Written instruction:
Every record that follows should be printed verbatim.

Extracted records:
** Start **

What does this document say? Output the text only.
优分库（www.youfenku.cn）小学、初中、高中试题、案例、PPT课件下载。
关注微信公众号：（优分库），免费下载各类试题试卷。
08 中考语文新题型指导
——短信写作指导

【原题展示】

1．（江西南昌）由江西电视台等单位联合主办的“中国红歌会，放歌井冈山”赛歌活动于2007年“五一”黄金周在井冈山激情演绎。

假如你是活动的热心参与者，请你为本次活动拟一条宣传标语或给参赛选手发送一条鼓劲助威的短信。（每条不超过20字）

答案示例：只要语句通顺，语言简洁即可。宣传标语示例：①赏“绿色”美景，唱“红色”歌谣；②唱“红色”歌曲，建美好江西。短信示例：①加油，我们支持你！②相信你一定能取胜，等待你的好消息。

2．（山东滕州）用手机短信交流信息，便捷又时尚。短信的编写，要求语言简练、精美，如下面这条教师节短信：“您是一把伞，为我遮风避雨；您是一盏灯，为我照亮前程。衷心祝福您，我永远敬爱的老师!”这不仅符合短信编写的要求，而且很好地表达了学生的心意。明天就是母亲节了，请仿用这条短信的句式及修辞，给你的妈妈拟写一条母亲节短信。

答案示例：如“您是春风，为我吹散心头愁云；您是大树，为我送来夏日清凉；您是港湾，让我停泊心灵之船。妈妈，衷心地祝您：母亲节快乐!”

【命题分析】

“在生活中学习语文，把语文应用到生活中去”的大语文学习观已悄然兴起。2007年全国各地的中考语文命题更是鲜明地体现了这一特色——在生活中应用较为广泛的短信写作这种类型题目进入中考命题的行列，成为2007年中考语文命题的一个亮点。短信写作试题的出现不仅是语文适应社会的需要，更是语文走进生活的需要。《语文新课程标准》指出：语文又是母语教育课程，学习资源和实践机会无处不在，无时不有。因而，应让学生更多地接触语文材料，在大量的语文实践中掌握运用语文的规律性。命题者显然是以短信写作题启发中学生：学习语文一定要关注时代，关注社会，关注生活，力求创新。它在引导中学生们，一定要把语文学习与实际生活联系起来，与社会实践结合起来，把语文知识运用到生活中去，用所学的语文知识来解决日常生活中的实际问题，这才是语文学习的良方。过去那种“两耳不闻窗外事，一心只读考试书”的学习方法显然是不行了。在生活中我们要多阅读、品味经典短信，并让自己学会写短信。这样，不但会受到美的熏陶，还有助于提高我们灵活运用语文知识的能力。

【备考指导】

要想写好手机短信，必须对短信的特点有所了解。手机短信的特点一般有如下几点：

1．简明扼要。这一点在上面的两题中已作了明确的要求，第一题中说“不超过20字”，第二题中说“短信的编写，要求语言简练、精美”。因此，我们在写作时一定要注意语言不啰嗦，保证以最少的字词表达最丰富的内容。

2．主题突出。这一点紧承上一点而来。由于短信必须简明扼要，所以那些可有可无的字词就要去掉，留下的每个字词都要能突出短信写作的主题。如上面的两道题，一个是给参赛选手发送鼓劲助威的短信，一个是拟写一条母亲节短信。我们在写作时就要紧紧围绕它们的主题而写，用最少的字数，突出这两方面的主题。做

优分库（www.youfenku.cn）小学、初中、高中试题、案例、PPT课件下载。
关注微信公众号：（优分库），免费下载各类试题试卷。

** End **

Solution for this task:
What does this document say? Output the text only.
优分库（www.youfenku.cn）小学、初中、高中试题、案例、PPT课件下载。
关注微信公众号：（优分库），免费下载各类试题试卷。
08 中考语文新题型指导
——短信写作指导

【原题展示】

1．（江西南昌）由江西电视台等单位联合主办的“中国红歌会，放歌井冈山”赛歌活动于2007年“五一”黄金周在井冈山激情演绎。

假如你是活动的热心参与者，请你为本次活动拟一条宣传标语或给参赛选手发送一条鼓劲助威的短信。（每条不超过20字）

答案示例：只要语句通顺，语言简洁即可。宣传标语示例：①赏“绿色”美景，唱“红色”歌谣；②唱“红色”歌曲，建美好江西。短信示例：①加油，我们支持你！②相信你一定能取胜，等待你的好消息。

2．（山东滕州）用手机短信交流信息，便捷又时尚。短信的编写，要求语言简练、精美，如下面这条教师节短信：“您是一把伞，为我遮风避雨；您是一盏灯，为我照亮前程。衷心祝福您，我永远敬爱的老师!”这不仅符合短信编写的要求，而且很好地表达了学生的心意。明天就是母亲节了，请仿用这条短信的句式及修辞，给你的妈妈拟写一条母亲节短信。

答案示例：如“您是春风，为我吹散心头愁云；您是大树，为我送来夏日清凉；您是港湾，让我停泊心灵之船。妈妈，衷心地祝您：母亲节快乐!”

【命题分析】

“在生活中学习语文，把语文应用到生活中去”的大语文学习观已悄然兴起。2007年全国各地的中考语文命题更是鲜明地体现了这一特色——在生活中应用较为广泛的短信写作这种类型题目进入中考命题的行列，成为2007年中考语文命题的一个亮点。短信写作试题的出现不仅是语文适应社会的需要，更是语文走进生活的需要。《语文新课程标准》指出：语文又是母语教育课程，学习资源和实践机会无处不在，无时不有。因而，应让学生更多地接触语文材料，在大量的语文实践中掌握运用语文的规律性。命题者显然是以短信写作题启发中学生：学习语文一定要关注时代，关注社会，关注生活，力求创新。它在引导中学生们，一定要把语文学习与实际生活联系起来，与社会实践结合起来，把语文知识运用到生活中去，用所学的语文知识来解决日常生活中的实际问题，这才是语文学习的良方。过去那种“两耳不闻窗外事，一心只读考试书”的学习方法显然是不行了。在生活中我们要多阅读、品味经典短信，并让自己学会写短信。这样，不但会受到美的熏陶，还有助于提高我们灵活运用语文知识的能力。

【备考指导】

要想写好手机短信，必须对短信的特点有所了解。手机短信的特点一般有如下几点：

1．简明扼要。这一点在上面的两题中已作了明确的要求，第一题中说“不超过20字”，第二题中说“短信的编写，要求语言简练、精美”。因此，我们在写作时一定要注意语言不啰嗦，保证以最少的字词表达最丰富的内容。

2．主题突出。这一点紧承上一点而来。由于短信必须简明扼要，所以那些可有可无的字词就要去掉，留下的每个字词都要能突出短信写作的主题。如上面的两道题，一个是给参赛选手发送鼓劲助威的短信，一个是拟写一条母亲节短信。我们在写作时就要紧紧围绕它们的主题而写，用最少的字数，突出这两方面的主题。做

优分库（www.youfenku.cn）小学、初中、高中试题、案例、PPT课件下载。
关注微信公众号：（优分库），免费下载各类试题试卷。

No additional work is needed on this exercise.